Collected data entries
::::

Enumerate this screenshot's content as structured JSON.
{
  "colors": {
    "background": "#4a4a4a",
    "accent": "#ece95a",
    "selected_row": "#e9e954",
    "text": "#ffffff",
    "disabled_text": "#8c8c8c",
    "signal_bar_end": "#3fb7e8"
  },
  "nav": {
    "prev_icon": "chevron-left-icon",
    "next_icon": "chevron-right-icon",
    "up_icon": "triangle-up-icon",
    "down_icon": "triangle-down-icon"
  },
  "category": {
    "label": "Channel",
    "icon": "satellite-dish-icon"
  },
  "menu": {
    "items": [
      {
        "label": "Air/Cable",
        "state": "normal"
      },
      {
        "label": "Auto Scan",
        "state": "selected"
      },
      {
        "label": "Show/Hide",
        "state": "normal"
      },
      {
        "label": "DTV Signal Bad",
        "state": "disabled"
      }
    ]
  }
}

::::

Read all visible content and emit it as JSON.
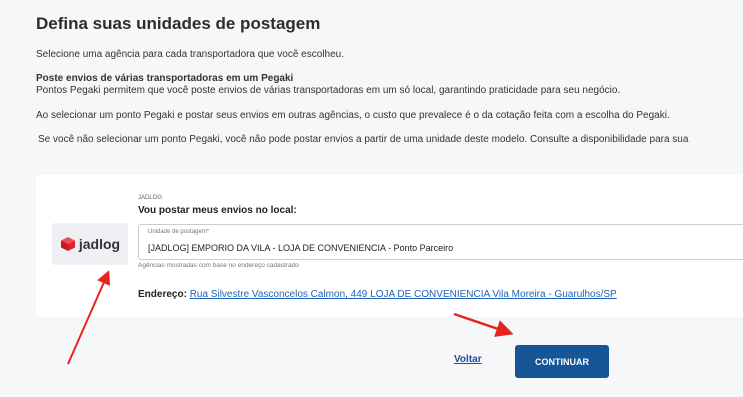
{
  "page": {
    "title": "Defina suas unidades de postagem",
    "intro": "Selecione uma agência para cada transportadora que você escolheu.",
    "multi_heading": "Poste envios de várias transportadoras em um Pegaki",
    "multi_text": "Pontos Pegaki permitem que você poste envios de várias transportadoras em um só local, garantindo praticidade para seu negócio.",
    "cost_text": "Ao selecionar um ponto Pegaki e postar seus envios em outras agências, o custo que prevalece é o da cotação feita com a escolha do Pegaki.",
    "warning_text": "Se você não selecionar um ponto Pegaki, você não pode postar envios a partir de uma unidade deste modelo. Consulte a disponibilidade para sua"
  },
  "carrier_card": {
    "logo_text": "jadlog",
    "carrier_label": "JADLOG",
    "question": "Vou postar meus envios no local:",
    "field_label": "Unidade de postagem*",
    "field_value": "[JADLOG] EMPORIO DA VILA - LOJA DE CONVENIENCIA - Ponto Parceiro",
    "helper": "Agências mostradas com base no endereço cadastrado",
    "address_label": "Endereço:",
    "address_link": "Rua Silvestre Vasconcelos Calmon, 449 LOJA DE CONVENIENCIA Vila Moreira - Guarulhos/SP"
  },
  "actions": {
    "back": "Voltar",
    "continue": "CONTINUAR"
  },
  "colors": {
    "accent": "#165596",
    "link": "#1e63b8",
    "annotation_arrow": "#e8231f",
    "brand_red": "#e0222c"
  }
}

::::

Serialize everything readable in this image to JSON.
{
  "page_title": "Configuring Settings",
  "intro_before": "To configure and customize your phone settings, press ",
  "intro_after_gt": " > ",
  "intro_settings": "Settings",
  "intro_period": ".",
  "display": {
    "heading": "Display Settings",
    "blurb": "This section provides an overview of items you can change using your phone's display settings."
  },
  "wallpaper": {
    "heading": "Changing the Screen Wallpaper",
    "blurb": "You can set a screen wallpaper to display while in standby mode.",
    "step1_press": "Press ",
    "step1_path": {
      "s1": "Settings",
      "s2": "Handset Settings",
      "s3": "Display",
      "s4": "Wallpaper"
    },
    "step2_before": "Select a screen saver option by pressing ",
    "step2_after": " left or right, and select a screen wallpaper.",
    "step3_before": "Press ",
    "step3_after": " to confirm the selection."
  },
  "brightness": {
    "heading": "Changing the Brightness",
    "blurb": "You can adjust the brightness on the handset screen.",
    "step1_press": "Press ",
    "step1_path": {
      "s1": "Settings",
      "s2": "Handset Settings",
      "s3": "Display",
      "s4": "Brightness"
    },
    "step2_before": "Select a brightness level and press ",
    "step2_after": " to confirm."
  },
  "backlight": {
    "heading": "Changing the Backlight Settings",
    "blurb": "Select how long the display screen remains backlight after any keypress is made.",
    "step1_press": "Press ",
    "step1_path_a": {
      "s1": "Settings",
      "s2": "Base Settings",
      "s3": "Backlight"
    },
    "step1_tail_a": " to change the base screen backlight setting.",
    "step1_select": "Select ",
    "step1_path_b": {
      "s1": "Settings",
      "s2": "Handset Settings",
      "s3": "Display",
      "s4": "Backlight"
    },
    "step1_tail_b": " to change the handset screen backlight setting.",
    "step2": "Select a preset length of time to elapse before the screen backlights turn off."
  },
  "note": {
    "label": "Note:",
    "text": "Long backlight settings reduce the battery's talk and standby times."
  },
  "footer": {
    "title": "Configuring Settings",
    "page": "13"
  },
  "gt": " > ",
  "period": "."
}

::::

Count the lines above that contain the word "você", and reply with only that number.

3